[Layout region records]
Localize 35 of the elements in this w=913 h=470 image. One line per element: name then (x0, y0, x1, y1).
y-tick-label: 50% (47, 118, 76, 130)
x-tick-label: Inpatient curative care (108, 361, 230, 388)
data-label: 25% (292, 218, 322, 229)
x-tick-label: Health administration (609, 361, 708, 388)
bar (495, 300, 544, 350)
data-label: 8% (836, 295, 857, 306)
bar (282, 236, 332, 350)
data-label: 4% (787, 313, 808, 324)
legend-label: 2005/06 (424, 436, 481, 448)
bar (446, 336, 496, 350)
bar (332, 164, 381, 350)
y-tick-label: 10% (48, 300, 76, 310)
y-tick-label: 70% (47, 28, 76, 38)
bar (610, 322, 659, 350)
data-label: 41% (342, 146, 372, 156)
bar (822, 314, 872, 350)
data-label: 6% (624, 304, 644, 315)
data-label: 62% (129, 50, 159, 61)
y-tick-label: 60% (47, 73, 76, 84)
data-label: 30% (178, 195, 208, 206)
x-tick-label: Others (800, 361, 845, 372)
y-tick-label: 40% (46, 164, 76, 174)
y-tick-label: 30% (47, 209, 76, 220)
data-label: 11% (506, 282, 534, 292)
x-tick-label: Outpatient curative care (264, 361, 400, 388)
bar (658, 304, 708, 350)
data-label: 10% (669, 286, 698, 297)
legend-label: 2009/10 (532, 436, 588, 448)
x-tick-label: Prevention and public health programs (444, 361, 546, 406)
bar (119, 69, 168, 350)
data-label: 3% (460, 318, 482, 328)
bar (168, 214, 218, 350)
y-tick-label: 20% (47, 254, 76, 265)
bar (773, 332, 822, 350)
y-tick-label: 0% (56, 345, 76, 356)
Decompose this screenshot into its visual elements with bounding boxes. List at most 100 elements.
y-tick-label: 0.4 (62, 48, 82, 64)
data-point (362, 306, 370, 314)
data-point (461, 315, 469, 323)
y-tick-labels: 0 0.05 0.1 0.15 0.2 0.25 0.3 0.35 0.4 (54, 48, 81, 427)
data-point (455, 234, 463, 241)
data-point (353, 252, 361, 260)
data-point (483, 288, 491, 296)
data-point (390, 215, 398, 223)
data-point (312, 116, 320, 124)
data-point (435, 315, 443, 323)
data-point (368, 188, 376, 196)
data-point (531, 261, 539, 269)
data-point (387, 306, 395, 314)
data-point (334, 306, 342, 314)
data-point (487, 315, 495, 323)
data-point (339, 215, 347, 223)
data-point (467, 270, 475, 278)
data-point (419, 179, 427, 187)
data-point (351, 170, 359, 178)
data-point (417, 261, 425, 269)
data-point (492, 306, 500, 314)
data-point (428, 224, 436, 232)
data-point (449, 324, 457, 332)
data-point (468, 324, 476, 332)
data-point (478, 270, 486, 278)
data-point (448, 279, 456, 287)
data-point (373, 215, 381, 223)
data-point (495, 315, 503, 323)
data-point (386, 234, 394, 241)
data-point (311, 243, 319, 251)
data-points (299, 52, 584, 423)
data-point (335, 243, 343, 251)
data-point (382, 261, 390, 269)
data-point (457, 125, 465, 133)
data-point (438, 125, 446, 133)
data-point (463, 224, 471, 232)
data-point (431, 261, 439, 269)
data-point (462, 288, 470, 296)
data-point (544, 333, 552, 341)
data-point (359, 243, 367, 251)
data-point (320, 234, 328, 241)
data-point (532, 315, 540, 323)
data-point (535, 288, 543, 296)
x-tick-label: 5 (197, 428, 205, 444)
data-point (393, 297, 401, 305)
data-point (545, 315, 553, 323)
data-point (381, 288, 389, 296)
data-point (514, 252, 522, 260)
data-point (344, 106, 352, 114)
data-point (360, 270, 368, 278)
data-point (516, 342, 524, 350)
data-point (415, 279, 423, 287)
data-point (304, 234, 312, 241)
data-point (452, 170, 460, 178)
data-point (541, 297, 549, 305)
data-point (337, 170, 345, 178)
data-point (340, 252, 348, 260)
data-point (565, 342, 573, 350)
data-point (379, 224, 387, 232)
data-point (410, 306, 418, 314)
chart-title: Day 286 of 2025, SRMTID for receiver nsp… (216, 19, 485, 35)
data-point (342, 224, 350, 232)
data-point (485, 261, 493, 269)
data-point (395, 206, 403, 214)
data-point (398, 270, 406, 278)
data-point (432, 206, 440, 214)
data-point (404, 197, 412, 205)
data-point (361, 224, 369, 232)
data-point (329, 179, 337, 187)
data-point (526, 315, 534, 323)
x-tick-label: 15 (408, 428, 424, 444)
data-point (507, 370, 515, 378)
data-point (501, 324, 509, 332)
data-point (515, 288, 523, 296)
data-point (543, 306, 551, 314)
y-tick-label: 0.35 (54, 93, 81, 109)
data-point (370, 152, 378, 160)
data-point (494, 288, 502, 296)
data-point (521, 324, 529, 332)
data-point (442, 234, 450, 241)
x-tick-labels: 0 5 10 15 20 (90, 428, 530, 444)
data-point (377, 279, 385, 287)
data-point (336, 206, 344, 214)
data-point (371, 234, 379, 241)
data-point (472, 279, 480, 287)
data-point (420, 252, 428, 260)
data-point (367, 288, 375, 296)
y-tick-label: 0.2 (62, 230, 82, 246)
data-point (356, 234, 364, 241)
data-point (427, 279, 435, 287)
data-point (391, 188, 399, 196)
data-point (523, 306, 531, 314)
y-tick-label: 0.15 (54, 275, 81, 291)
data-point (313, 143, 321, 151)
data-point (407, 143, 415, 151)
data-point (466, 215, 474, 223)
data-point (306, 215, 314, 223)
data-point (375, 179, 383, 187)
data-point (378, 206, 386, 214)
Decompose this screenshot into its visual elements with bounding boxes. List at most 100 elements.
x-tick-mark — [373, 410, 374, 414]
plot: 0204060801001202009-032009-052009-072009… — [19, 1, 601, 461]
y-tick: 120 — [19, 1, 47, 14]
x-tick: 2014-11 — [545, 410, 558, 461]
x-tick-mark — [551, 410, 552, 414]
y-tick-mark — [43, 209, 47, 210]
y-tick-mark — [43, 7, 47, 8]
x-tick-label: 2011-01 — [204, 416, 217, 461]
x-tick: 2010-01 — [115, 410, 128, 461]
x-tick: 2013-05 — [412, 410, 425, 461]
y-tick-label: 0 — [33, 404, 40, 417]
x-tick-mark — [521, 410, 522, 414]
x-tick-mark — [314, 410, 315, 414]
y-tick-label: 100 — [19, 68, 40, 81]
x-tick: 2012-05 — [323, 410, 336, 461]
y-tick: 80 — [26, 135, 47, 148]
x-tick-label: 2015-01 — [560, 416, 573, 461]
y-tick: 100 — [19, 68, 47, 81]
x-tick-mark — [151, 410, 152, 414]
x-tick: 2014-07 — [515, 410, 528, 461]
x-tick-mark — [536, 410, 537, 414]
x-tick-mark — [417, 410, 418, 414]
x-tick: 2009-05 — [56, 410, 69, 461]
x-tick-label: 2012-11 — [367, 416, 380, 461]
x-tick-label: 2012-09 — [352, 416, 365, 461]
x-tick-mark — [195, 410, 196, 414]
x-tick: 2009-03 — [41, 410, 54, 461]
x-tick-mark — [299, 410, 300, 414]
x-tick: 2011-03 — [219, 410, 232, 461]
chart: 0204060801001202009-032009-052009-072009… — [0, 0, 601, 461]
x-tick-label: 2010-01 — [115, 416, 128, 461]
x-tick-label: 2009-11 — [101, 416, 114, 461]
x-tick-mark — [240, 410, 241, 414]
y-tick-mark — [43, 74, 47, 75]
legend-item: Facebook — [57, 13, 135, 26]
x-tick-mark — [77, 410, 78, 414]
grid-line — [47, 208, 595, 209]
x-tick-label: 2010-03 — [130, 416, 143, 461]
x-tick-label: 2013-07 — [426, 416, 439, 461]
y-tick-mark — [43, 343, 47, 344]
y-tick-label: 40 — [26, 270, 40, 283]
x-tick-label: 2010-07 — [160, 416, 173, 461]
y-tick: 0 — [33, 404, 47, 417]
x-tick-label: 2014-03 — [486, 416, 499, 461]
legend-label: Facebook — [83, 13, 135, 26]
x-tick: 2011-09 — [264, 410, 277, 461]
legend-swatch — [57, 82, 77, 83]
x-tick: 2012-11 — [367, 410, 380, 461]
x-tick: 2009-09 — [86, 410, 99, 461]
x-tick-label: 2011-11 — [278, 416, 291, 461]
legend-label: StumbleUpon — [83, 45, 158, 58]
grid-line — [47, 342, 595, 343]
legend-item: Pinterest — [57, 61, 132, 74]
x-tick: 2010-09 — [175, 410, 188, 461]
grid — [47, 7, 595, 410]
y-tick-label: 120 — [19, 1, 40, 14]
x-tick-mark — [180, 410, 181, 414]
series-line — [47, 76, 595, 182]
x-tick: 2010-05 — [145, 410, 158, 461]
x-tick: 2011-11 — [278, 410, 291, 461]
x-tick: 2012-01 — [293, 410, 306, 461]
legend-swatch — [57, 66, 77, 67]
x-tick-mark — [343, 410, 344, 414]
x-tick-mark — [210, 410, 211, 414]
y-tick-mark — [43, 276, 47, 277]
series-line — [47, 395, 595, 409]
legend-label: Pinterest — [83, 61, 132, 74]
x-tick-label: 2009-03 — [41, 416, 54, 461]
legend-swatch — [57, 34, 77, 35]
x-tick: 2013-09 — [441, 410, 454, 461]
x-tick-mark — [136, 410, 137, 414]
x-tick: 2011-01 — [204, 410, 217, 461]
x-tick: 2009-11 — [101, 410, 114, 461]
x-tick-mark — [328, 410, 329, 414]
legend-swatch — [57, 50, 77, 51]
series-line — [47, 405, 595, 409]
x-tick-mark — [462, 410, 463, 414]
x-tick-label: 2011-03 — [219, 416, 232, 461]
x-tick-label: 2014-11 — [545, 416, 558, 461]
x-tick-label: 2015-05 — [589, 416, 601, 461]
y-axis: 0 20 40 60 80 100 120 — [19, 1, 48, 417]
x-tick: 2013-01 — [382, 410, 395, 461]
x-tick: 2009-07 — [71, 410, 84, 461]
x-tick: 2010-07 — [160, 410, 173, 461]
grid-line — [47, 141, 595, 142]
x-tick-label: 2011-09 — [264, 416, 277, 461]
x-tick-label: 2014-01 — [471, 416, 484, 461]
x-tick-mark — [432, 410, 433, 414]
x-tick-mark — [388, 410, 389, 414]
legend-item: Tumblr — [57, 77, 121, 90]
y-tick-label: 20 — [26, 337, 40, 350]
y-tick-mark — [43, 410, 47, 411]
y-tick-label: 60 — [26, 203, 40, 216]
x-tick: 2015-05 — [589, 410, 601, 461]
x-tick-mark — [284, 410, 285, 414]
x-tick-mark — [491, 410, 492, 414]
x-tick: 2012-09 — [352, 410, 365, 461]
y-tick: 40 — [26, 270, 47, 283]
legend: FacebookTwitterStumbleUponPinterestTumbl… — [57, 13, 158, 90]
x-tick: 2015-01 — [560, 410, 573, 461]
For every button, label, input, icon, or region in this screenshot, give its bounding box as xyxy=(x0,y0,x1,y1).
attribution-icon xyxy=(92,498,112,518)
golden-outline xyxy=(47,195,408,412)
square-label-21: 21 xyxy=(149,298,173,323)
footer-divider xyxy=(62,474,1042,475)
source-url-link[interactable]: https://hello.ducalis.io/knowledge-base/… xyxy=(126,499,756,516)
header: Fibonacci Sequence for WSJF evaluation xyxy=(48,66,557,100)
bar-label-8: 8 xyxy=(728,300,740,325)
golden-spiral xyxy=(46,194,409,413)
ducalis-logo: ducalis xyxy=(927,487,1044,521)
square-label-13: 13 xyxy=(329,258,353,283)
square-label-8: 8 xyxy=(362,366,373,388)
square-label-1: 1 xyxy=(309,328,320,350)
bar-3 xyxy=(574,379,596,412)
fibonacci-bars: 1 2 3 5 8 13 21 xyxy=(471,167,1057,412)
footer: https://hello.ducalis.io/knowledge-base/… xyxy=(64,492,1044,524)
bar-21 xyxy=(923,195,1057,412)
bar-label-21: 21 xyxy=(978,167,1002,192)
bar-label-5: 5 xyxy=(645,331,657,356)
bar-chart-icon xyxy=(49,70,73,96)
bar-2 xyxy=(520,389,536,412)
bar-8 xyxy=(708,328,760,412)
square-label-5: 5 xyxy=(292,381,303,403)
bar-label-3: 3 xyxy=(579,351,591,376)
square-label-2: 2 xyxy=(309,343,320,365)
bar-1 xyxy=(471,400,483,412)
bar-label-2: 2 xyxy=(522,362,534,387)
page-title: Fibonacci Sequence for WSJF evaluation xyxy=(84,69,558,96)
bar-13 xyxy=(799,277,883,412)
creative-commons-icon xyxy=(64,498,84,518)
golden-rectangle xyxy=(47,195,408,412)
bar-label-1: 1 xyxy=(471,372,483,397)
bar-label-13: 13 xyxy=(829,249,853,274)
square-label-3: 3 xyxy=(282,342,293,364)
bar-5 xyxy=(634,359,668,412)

■ THE TASK ■
Put the lines starting at the beginning of the layout region records and going on through the line with "bar (658, 304, 708, 350)" into a JSON list of strings, one string for each line, with blank lines left out.

■ OUTPUT OF THE TASK ■
[
  "Localize 35 of the elements in this w=913 h=470 image. One line per element: name then (x0, y0, x1, y1).",
  "y-tick-label: 50% (47, 118, 76, 130)",
  "x-tick-label: Inpatient curative care (108, 361, 230, 388)",
  "data-label: 25% (292, 218, 322, 229)",
  "x-tick-label: Health administration (609, 361, 708, 388)",
  "bar (495, 300, 544, 350)",
  "data-label: 8% (836, 295, 857, 306)",
  "bar (282, 236, 332, 350)",
  "data-label: 4% (787, 313, 808, 324)",
  "legend-label: 2005/06 (424, 436, 481, 448)",
  "bar (446, 336, 496, 350)",
  "bar (332, 164, 381, 350)",
  "y-tick-label: 10% (48, 300, 76, 310)",
  "y-tick-label: 70% (47, 28, 76, 38)",
  "bar (610, 322, 659, 350)",
  "data-label: 41% (342, 146, 372, 156)",
  "bar (822, 314, 872, 350)",
  "data-label: 6% (624, 304, 644, 315)",
  "data-label: 62% (129, 50, 159, 61)",
  "y-tick-label: 60% (47, 73, 76, 84)",
  "data-label: 30% (178, 195, 208, 206)",
  "x-tick-label: Others (800, 361, 845, 372)",
  "y-tick-label: 40% (46, 164, 76, 174)",
  "y-tick-label: 30% (47, 209, 76, 220)",
  "data-label: 11% (506, 282, 534, 292)",
  "x-tick-label: Outpatient curative care (264, 361, 400, 388)",
  "bar (658, 304, 708, 350)"
]